Requirement: Copy out the data below as written; omit any images.

The records:

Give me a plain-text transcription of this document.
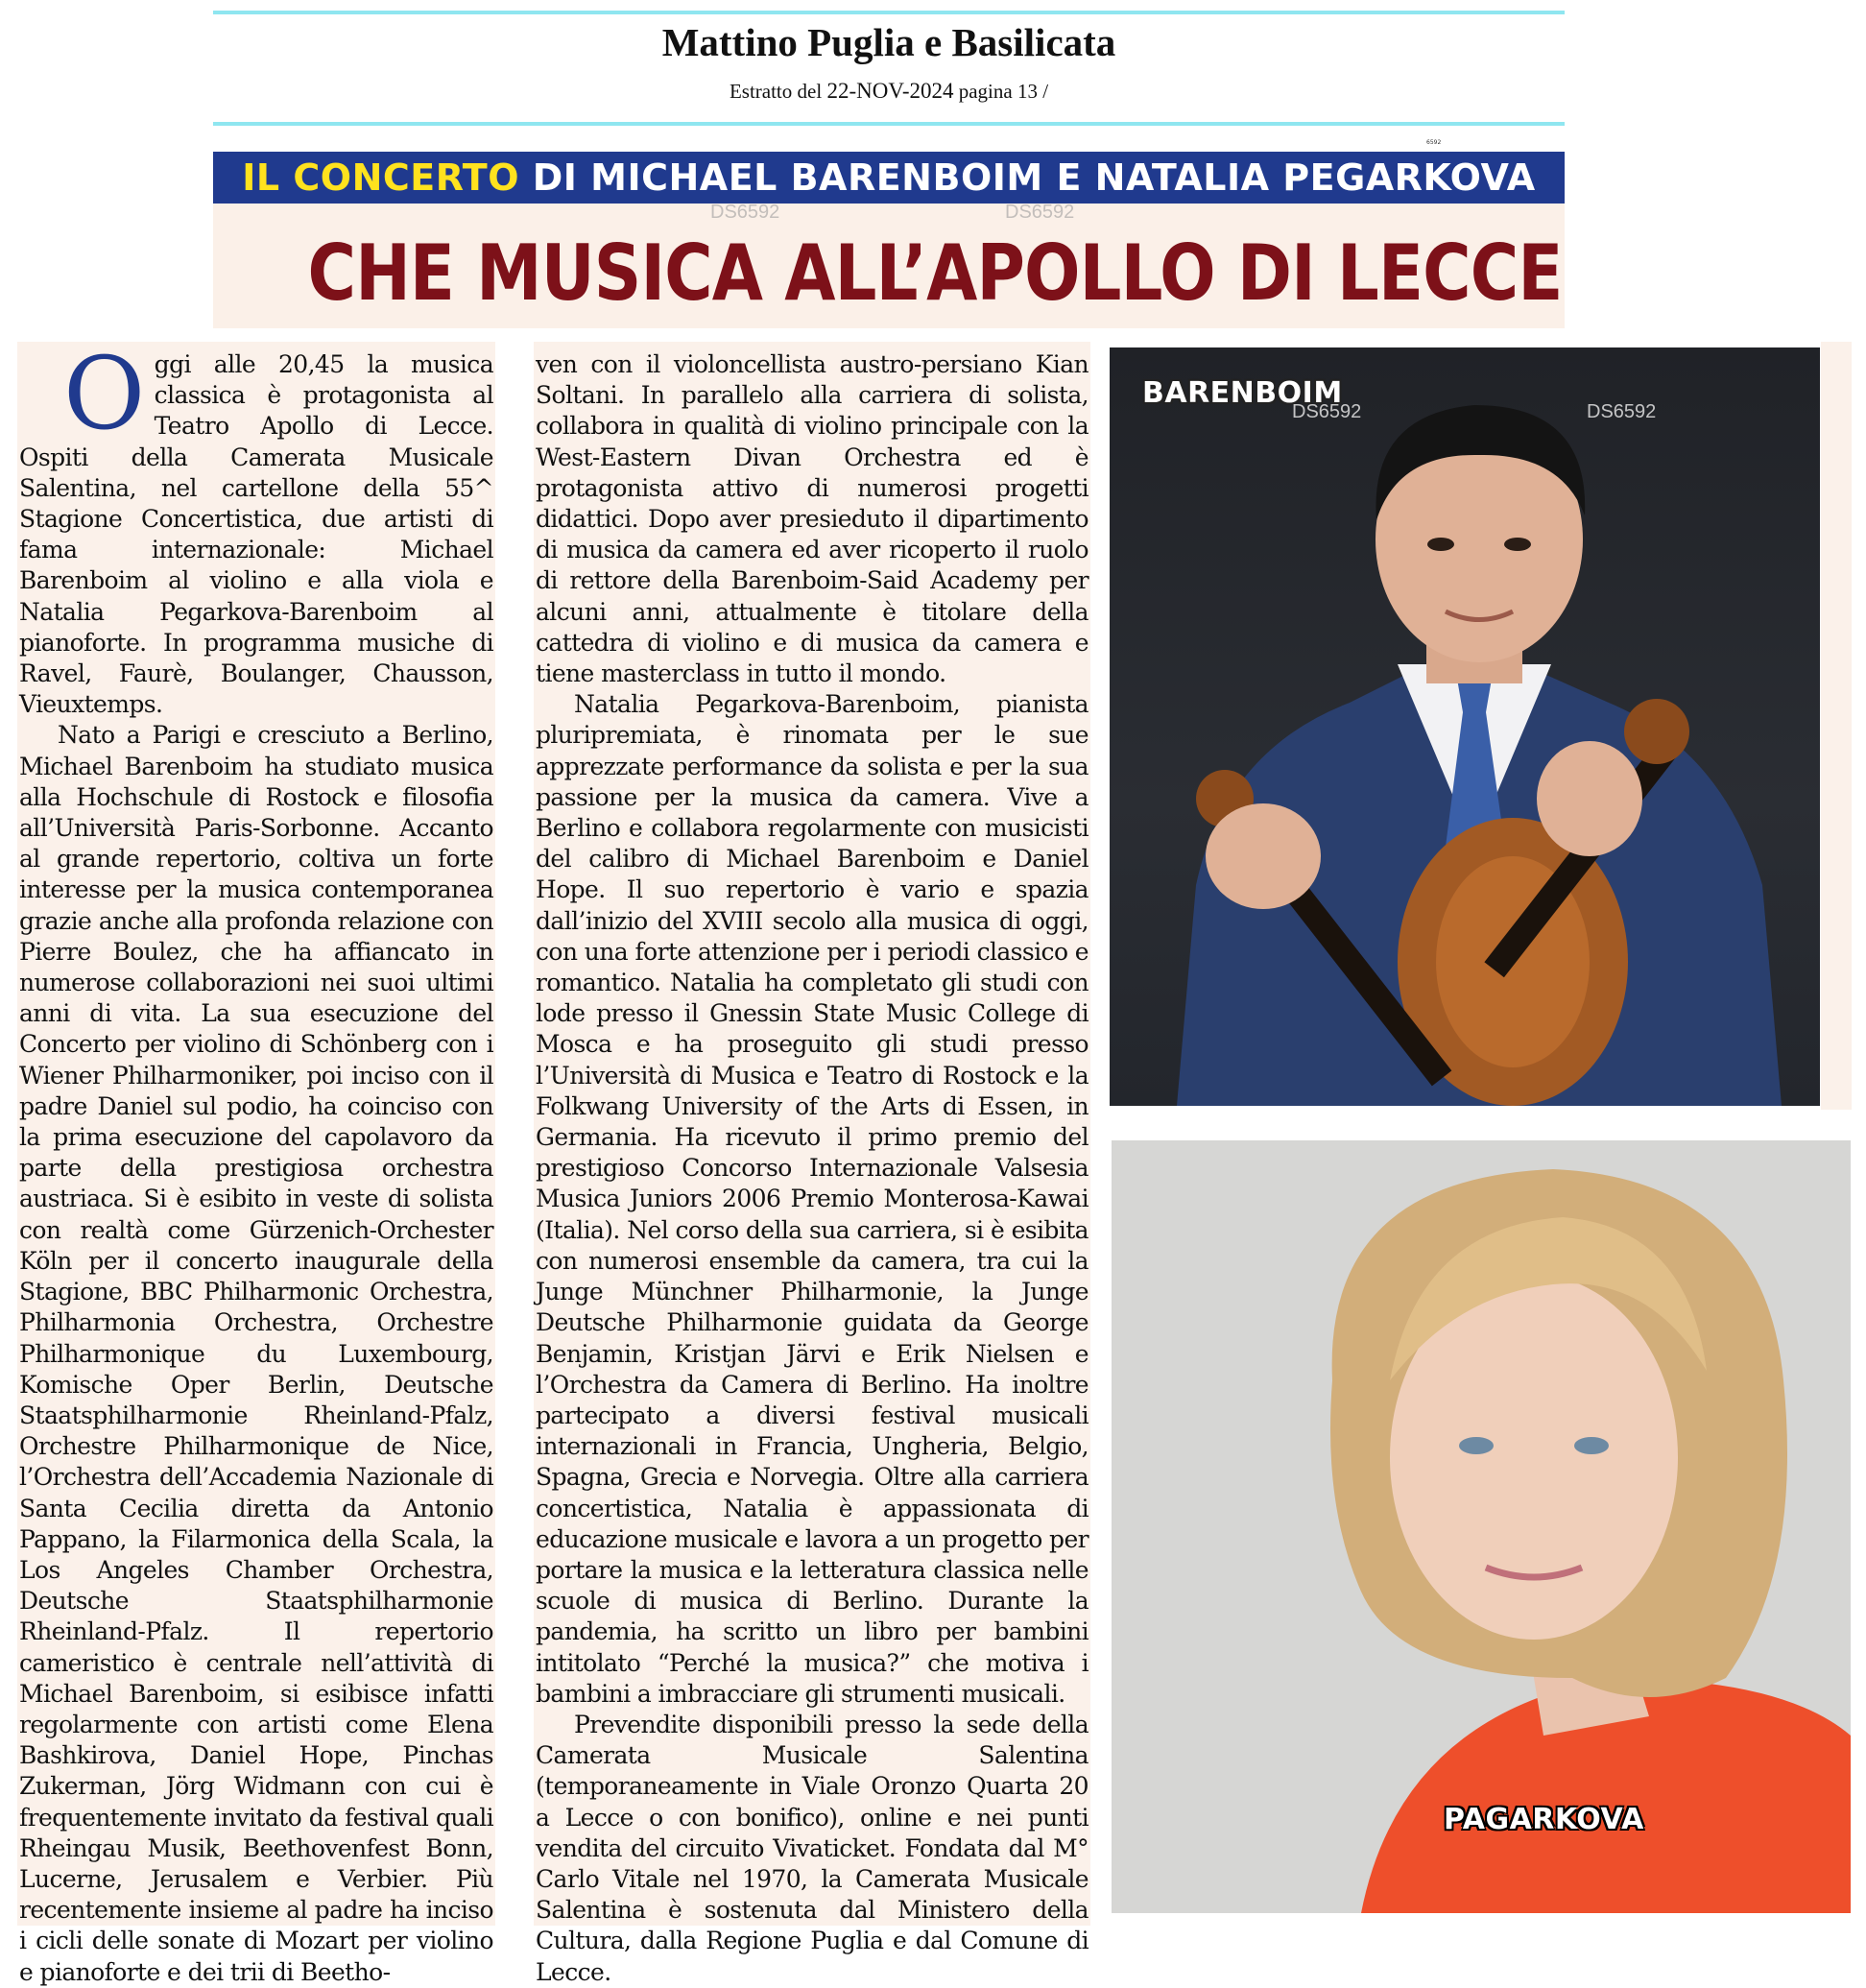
Mattino Puglia e Basilicata
Estratto del 22-NOV-2024 pagina 13 /
6592
IL CONCERTO DI MICHAEL BARENBOIM E NATALIA PEGARKOVA
CHE MUSICA ALL’APOLLO DI LECCE
DS6592	DS6592
O ggi alle 20,45 la musica classica è protagonista al Teatro Apollo di Lecce. Ospiti della Camerata Musicale Salentina, nel cartellone della 55^ Stagione Concertistica, due artisti di fama internazionale: Michael Barenboim al violino e alla viola e Natalia Pegarkova-Barenboim al pianoforte. In programma musiche di Ravel, Faurè, Boulanger, Chausson, Vieuxtemps.

Nato a Parigi e cresciuto a Berlino, Michael Barenboim ha studiato musica alla Hochschule di Rostock e filosofia all’Università Paris-Sorbonne. Accanto al grande repertorio, coltiva un forte interesse per la musica contemporanea grazie anche alla profonda relazione con Pierre Boulez, che ha affiancato in numerose collaborazioni nei suoi ultimi anni di vita. La sua esecuzione del Concerto per violino di Schönberg con i Wiener Philharmoniker, poi inciso con il padre Daniel sul podio, ha coinciso con la prima esecuzione del capolavoro da parte della prestigiosa orchestra austriaca. Si è esibito in veste di solista con realtà come Gürzenich-Orchester Köln per il concerto inaugurale della Stagione, BBC Philharmonic Orchestra, Philharmonia Orchestra, Orchestre Philharmonique du Luxembourg, Komische Oper Berlin, Deutsche Staatsphilharmonie Rheinland-Pfalz, Orchestre Philharmonique de Nice, l’Orchestra dell’Accademia Nazionale di Santa Cecilia diretta da Antonio Pappano, la Filarmonica della Scala, la Los Angeles Chamber Orchestra, Deutsche Staatsphilharmonie Rheinland-Pfalz. Il repertorio cameristico è centrale nell’attività di Michael Barenboim, si esibisce infatti regolarmente con artisti come Elena Bashkirova, Daniel Hope, Pinchas Zukerman, Jörg Widmann con cui è frequentemente invitato da festival quali Rheingau Musik, Beethovenfest Bonn, Lucerne, Jerusalem e Verbier. Più recentemente insieme al padre ha inciso i cicli delle sonate di Mozart per violino e pianoforte e dei trii di Beetho-

ven con il violoncellista austro-persiano Kian Soltani. In parallelo alla carriera di solista, collabora in qualità di violino principale con la West-Eastern Divan Orchestra ed è protagonista attivo di numerosi progetti didattici. Dopo aver presieduto il dipartimento di musica da camera ed aver ricoperto il ruolo di rettore della Barenboim-Said Academy per alcuni anni, attualmente è titolare della cattedra di violino e di musica da camera e tiene masterclass in tutto il mondo.

Natalia Pegarkova-Barenboim, pianista pluripremiata, è rinomata per le sue apprezzate performance da solista e per la sua passione per la musica da camera. Vive a Berlino e collabora regolarmente con musicisti del calibro di Michael Barenboim e Daniel Hope. Il suo repertorio è vario e spazia dall’inizio del XVIII secolo alla musica di oggi, con una forte attenzione per i periodi classico e romantico. Natalia ha completato gli studi con lode presso il Gnessin State Music College di Mosca e ha proseguito gli studi presso l’Università di Musica e Teatro di Rostock e la Folkwang University of the Arts di Essen, in Germania. Ha ricevuto il primo premio del prestigioso Concorso Internazionale Valsesia Musica Juniors 2006 Premio Monterosa-Kawai (Italia). Nel corso della sua carriera, si è esibita con numerosi ensemble da camera, tra cui la Junge Münchner Philharmonie, la Junge Deutsche Philharmonie guidata da George Benjamin, Kristjan Järvi e Erik Nielsen e l’Orchestra da Camera di Berlino. Ha inoltre partecipato a diversi festival musicali internazionali in Francia, Ungheria, Belgio, Spagna, Grecia e Norvegia. Oltre alla carriera concertistica, Natalia è appassionata di educazione musicale e lavora a un progetto per portare la musica e la letteratura classica nelle scuole di musica di Berlino. Durante la pandemia, ha scritto un libro per bambini intitolato “Perché la musica?” che motiva i bambini a imbracciare gli strumenti musicali.

Prevendite disponibili presso la sede della Camerata Musicale Salentina (temporaneamente in Viale Oronzo Quarta 20 a Lecce o con bonifico), online e nei punti vendita del circuito Vivaticket. Fondata dal M° Carlo Vitale nel 1970, la Camerata Musicale Salentina è sostenuta dal Ministero della Cultura, dalla Regione Puglia e dal Comune di Lecce.

BARENBOIM
DS6592	DS6592
PAGARKOVA
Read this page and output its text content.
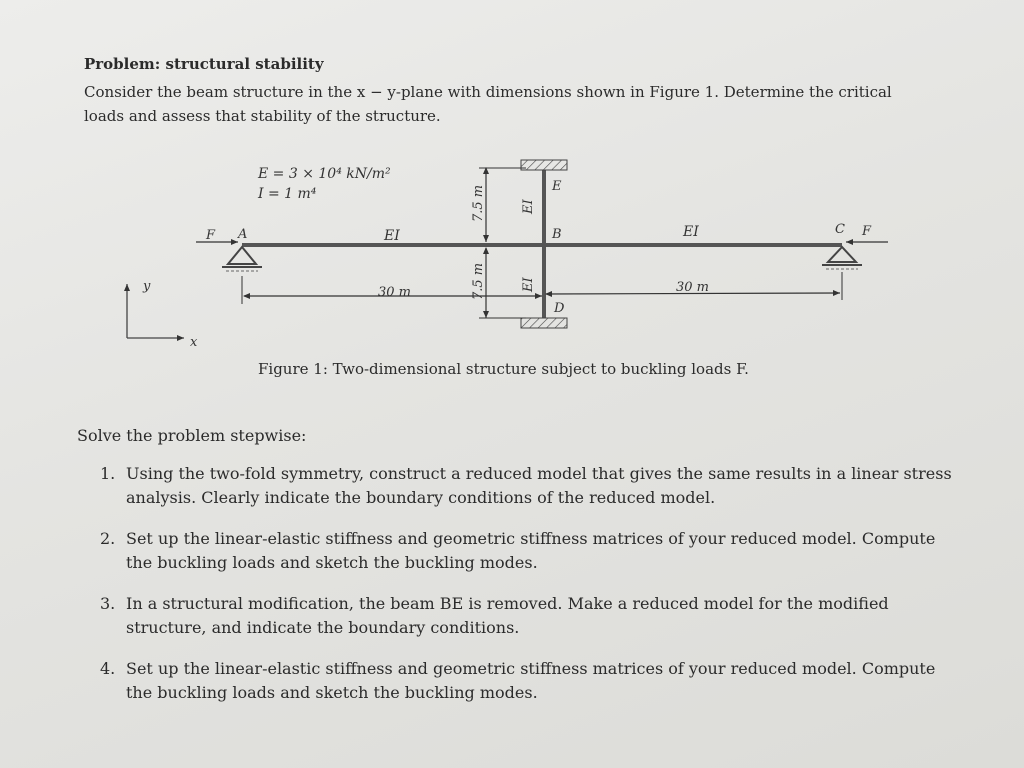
Problem: structural stability
Consider the beam structure in the x − y-plane with dimensions shown in Figure 1. Determine the critical loads and assess that stability of the structure.
E = 3 × 10⁴ kN/m²
I = 1 m⁴
F	F
A	B	C
D
E
EI	EI
EI
EI
7.5 m
7.5 m
30 m	30 m
y
x
Figure 1: Two-dimensional structure subject to buckling loads F.
Solve the problem stepwise:
1. Using the two-fold symmetry, construct a reduced model that gives the same results in a linear stress analysis. Clearly indicate the boundary conditions of the reduced model.
2. Set up the linear-elastic stiffness and geometric stiffness matrices of your reduced model. Compute the buckling loads and sketch the buckling modes.
3. In a structural modification, the beam BE is removed. Make a reduced model for the modified structure, and indicate the boundary conditions.
4. Set up the linear-elastic stiffness and geometric stiffness matrices of your reduced model. Compute the buckling loads and sketch the buckling modes.
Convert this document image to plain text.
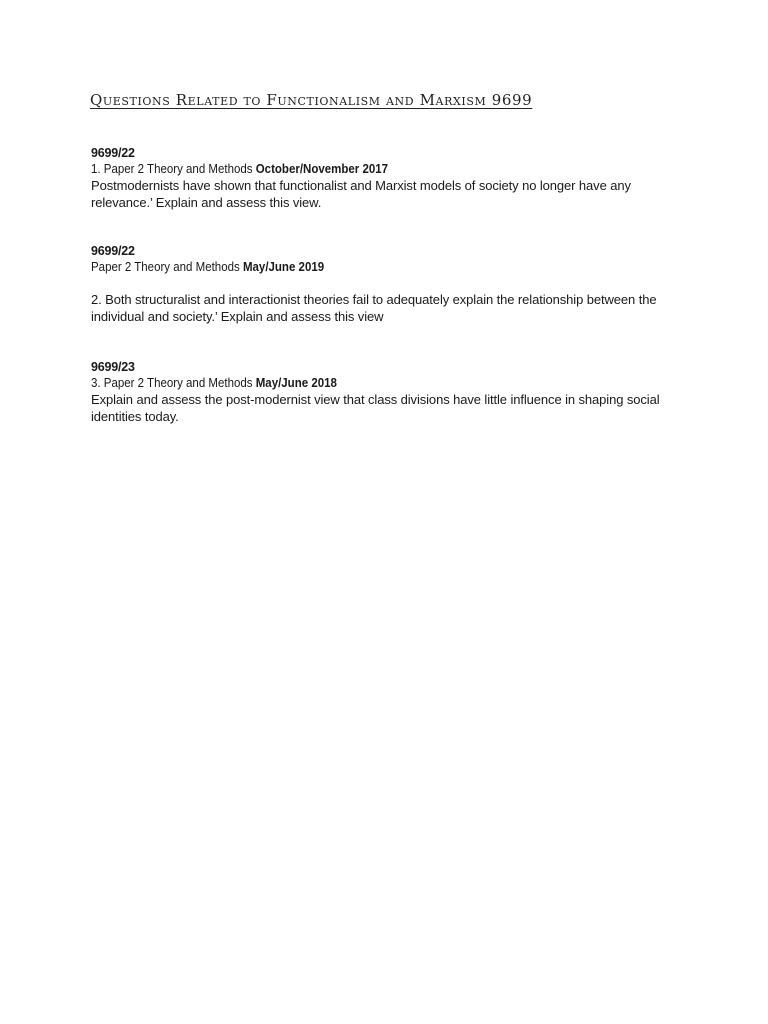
Questions Related to Functionalism and Marxism 9699
9699/22
1. Paper 2 Theory and Methods October/November 2017
Postmodernists have shown that functionalist and Marxist models of society no longer have any relevance.’ Explain and assess this view.
9699/22
Paper 2 Theory and Methods May/June 2019
2. Both structuralist and interactionist theories fail to adequately explain the relationship between the individual and society.’ Explain and assess this view
9699/23
3. Paper 2 Theory and Methods May/June 2018
Explain and assess the post-modernist view that class divisions have little influence in shaping social identities today.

Output:
Give me a plain-text transcription of this document.
Mattino Puglia e Basilicata
Estratto del 22-NOV-2024 pagina 13 /
6592
IL CONCERTO DI MICHAEL BARENBOIM E NATALIA PEGARKOVA
CHE MUSICA ALL’APOLLO DI LECCE
DS6592	DS6592
O ggi alle 20,45 la musica classica è protagonista al Teatro Apollo di Lecce. Ospiti della Camerata Musicale Salentina, nel cartellone della 55^ Stagione Concertistica, due artisti di fama internazionale: Michael Barenboim al violino e alla viola e Natalia Pegarkova-Barenboim al pianoforte. In programma musiche di Ravel, Faurè, Boulanger, Chausson, Vieuxtemps.

Nato a Parigi e cresciuto a Berlino, Michael Barenboim ha studiato musica alla Hochschule di Rostock e filosofia all’Università Paris-Sorbonne. Accanto al grande repertorio, coltiva un forte interesse per la musica contemporanea grazie anche alla profonda relazione con Pierre Boulez, che ha affiancato in numerose collaborazioni nei suoi ultimi anni di vita. La sua esecuzione del Concerto per violino di Schönberg con i Wiener Philharmoniker, poi inciso con il padre Daniel sul podio, ha coinciso con la prima esecuzione del capolavoro da parte della prestigiosa orchestra austriaca. Si è esibito in veste di solista con realtà come Gürzenich-Orchester Köln per il concerto inaugurale della Stagione, BBC Philharmonic Orchestra, Philharmonia Orchestra, Orchestre Philharmonique du Luxembourg, Komische Oper Berlin, Deutsche Staatsphilharmonie Rheinland-Pfalz, Orchestre Philharmonique de Nice, l’Orchestra dell’Accademia Nazionale di Santa Cecilia diretta da Antonio Pappano, la Filarmonica della Scala, la Los Angeles Chamber Orchestra, Deutsche Staatsphilharmonie Rheinland-Pfalz. Il repertorio cameristico è centrale nell’attività di Michael Barenboim, si esibisce infatti regolarmente con artisti come Elena Bashkirova, Daniel Hope, Pinchas Zukerman, Jörg Widmann con cui è frequentemente invitato da festival quali Rheingau Musik, Beethovenfest Bonn, Lucerne, Jerusalem e Verbier. Più recentemente insieme al padre ha inciso i cicli delle sonate di Mozart per violino e pianoforte e dei trii di Beetho-

ven con il violoncellista austro-persiano Kian Soltani. In parallelo alla carriera di solista, collabora in qualità di violino principale con la West-Eastern Divan Orchestra ed è protagonista attivo di numerosi progetti didattici. Dopo aver presieduto il dipartimento di musica da camera ed aver ricoperto il ruolo di rettore della Barenboim-Said Academy per alcuni anni, attualmente è titolare della cattedra di violino e di musica da camera e tiene masterclass in tutto il mondo.

Natalia Pegarkova-Barenboim, pianista pluripremiata, è rinomata per le sue apprezzate performance da solista e per la sua passione per la musica da camera. Vive a Berlino e collabora regolarmente con musicisti del calibro di Michael Barenboim e Daniel Hope. Il suo repertorio è vario e spazia dall’inizio del XVIII secolo alla musica di oggi, con una forte attenzione per i periodi classico e romantico. Natalia ha completato gli studi con lode presso il Gnessin State Music College di Mosca e ha proseguito gli studi presso l’Università di Musica e Teatro di Rostock e la Folkwang University of the Arts di Essen, in Germania. Ha ricevuto il primo premio del prestigioso Concorso Internazionale Valsesia Musica Juniors 2006 Premio Monterosa-Kawai (Italia). Nel corso della sua carriera, si è esibita con numerosi ensemble da camera, tra cui la Junge Münchner Philharmonie, la Junge Deutsche Philharmonie guidata da George Benjamin, Kristjan Järvi e Erik Nielsen e l’Orchestra da Camera di Berlino. Ha inoltre partecipato a diversi festival musicali internazionali in Francia, Ungheria, Belgio, Spagna, Grecia e Norvegia. Oltre alla carriera concertistica, Natalia è appassionata di educazione musicale e lavora a un progetto per portare la musica e la letteratura classica nelle scuole di musica di Berlino. Durante la pandemia, ha scritto un libro per bambini intitolato “Perché la musica?” che motiva i bambini a imbracciare gli strumenti musicali.

Prevendite disponibili presso la sede della Camerata Musicale Salentina (temporaneamente in Viale Oronzo Quarta 20 a Lecce o con bonifico), online e nei punti vendita del circuito Vivaticket. Fondata dal M° Carlo Vitale nel 1970, la Camerata Musicale Salentina è sostenuta dal Ministero della Cultura, dalla Regione Puglia e dal Comune di Lecce.

BARENBOIM
DS6592	DS6592
PAGARKOVA
Read this page and output its text content.
Problem: structural stability
Consider the beam structure in the x − y-plane with dimensions shown in Figure 1. Determine the critical loads and assess that stability of the structure.
E = 3 × 10⁴ kN/m²
I = 1 m⁴
F	F
A	B	C
D
E
EI	EI
EI
EI
7.5 m
7.5 m
30 m	30 m
y
x
Figure 1: Two-dimensional structure subject to buckling loads F.
Solve the problem stepwise:
1. Using the two-fold symmetry, construct a reduced model that gives the same results in a linear stress analysis. Clearly indicate the boundary conditions of the reduced model.
2. Set up the linear-elastic stiffness and geometric stiffness matrices of your reduced model. Compute the buckling loads and sketch the buckling modes.
3. In a structural modification, the beam BE is removed. Make a reduced model for the modified structure, and indicate the boundary conditions.
4. Set up the linear-elastic stiffness and geometric stiffness matrices of your reduced model. Compute the buckling loads and sketch the buckling modes.
Convert this document image to plain text.
Questions Related to Functionalism and Marxism 9699
9699/22
1. Paper 2 Theory and Methods October/November 2017
Postmodernists have shown that functionalist and Marxist models of society no longer have any relevance.’ Explain and assess this view.
9699/22
Paper 2 Theory and Methods May/June 2019
2. Both structuralist and interactionist theories fail to adequately explain the relationship between the individual and society.’ Explain and assess this view
9699/23
3. Paper 2 Theory and Methods May/June 2018
Explain and assess the post-modernist view that class divisions have little influence in shaping social identities today.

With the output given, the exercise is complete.